Extracted records:
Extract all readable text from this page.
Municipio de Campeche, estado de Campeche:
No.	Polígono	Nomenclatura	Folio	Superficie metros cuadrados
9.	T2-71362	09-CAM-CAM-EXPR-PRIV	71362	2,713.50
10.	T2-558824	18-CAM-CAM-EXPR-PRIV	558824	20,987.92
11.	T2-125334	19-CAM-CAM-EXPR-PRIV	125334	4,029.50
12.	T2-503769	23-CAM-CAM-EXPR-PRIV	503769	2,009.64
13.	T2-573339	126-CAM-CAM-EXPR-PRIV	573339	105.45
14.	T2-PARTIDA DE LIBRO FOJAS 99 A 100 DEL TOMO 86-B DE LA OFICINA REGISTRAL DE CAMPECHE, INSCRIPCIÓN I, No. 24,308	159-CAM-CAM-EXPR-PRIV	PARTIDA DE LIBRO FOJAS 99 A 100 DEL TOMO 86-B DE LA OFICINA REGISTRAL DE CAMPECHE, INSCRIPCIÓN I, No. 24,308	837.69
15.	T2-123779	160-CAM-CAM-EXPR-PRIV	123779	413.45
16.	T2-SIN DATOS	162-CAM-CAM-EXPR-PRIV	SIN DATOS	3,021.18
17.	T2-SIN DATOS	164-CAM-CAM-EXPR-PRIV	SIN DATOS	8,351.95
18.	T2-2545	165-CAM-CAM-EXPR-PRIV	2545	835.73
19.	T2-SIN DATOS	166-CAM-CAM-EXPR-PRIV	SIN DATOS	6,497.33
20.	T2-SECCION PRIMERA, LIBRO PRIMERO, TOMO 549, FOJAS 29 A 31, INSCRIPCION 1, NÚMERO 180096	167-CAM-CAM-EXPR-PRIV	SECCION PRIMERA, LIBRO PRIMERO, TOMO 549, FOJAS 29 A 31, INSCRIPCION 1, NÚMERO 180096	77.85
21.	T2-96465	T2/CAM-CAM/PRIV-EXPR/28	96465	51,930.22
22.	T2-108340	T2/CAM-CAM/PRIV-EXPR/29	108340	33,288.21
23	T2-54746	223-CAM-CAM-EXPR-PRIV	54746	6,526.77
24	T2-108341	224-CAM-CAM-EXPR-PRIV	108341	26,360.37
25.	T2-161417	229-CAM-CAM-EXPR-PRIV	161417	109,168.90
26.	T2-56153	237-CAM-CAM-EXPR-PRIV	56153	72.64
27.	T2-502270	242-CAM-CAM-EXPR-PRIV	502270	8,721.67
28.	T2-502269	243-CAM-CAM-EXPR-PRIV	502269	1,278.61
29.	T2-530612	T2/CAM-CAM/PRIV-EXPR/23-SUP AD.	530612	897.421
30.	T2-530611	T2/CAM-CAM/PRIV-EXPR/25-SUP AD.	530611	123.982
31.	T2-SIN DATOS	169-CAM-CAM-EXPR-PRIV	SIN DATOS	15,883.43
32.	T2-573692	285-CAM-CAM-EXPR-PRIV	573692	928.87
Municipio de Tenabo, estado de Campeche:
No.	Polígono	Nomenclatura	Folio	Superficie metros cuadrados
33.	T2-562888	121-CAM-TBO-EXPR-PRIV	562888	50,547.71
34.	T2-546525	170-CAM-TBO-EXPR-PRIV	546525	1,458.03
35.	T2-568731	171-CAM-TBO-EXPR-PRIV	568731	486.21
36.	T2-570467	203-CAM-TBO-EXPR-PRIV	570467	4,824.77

◆ Task ◆
Reproduce the records above exactly as they appear.

◆ Output ◆
Extract all readable text from this page.
Municipio de Campeche, estado de Campeche:
No.	Polígono	Nomenclatura	Folio	Superficie metros cuadrados
9.	T2-71362	09-CAM-CAM-EXPR-PRIV	71362	2,713.50
10.	T2-558824	18-CAM-CAM-EXPR-PRIV	558824	20,987.92
11.	T2-125334	19-CAM-CAM-EXPR-PRIV	125334	4,029.50
12.	T2-503769	23-CAM-CAM-EXPR-PRIV	503769	2,009.64
13.	T2-573339	126-CAM-CAM-EXPR-PRIV	573339	105.45
14.	T2-PARTIDA DE LIBRO FOJAS 99 A 100 DEL TOMO 86-B DE LA OFICINA REGISTRAL DE CAMPECHE, INSCRIPCIÓN I, No. 24,308	159-CAM-CAM-EXPR-PRIV	PARTIDA DE LIBRO FOJAS 99 A 100 DEL TOMO 86-B DE LA OFICINA REGISTRAL DE CAMPECHE, INSCRIPCIÓN I, No. 24,308	837.69
15.	T2-123779	160-CAM-CAM-EXPR-PRIV	123779	413.45
16.	T2-SIN DATOS	162-CAM-CAM-EXPR-PRIV	SIN DATOS	3,021.18
17.	T2-SIN DATOS	164-CAM-CAM-EXPR-PRIV	SIN DATOS	8,351.95
18.	T2-2545	165-CAM-CAM-EXPR-PRIV	2545	835.73
19.	T2-SIN DATOS	166-CAM-CAM-EXPR-PRIV	SIN DATOS	6,497.33
20.	T2-SECCION PRIMERA, LIBRO PRIMERO, TOMO 549, FOJAS 29 A 31, INSCRIPCION 1, NÚMERO 180096	167-CAM-CAM-EXPR-PRIV	SECCION PRIMERA, LIBRO PRIMERO, TOMO 549, FOJAS 29 A 31, INSCRIPCION 1, NÚMERO 180096	77.85
21.	T2-96465	T2/CAM-CAM/PRIV-EXPR/28	96465	51,930.22
22.	T2-108340	T2/CAM-CAM/PRIV-EXPR/29	108340	33,288.21
23	T2-54746	223-CAM-CAM-EXPR-PRIV	54746	6,526.77
24	T2-108341	224-CAM-CAM-EXPR-PRIV	108341	26,360.37
25.	T2-161417	229-CAM-CAM-EXPR-PRIV	161417	109,168.90
26.	T2-56153	237-CAM-CAM-EXPR-PRIV	56153	72.64
27.	T2-502270	242-CAM-CAM-EXPR-PRIV	502270	8,721.67
28.	T2-502269	243-CAM-CAM-EXPR-PRIV	502269	1,278.61
29.	T2-530612	T2/CAM-CAM/PRIV-EXPR/23-SUP AD.	530612	897.421
30.	T2-530611	T2/CAM-CAM/PRIV-EXPR/25-SUP AD.	530611	123.982
31.	T2-SIN DATOS	169-CAM-CAM-EXPR-PRIV	SIN DATOS	15,883.43
32.	T2-573692	285-CAM-CAM-EXPR-PRIV	573692	928.87
Municipio de Tenabo, estado de Campeche:
No.	Polígono	Nomenclatura	Folio	Superficie metros cuadrados
33.	T2-562888	121-CAM-TBO-EXPR-PRIV	562888	50,547.71
34.	T2-546525	170-CAM-TBO-EXPR-PRIV	546525	1,458.03
35.	T2-568731	171-CAM-TBO-EXPR-PRIV	568731	486.21
36.	T2-570467	203-CAM-TBO-EXPR-PRIV	570467	4,824.77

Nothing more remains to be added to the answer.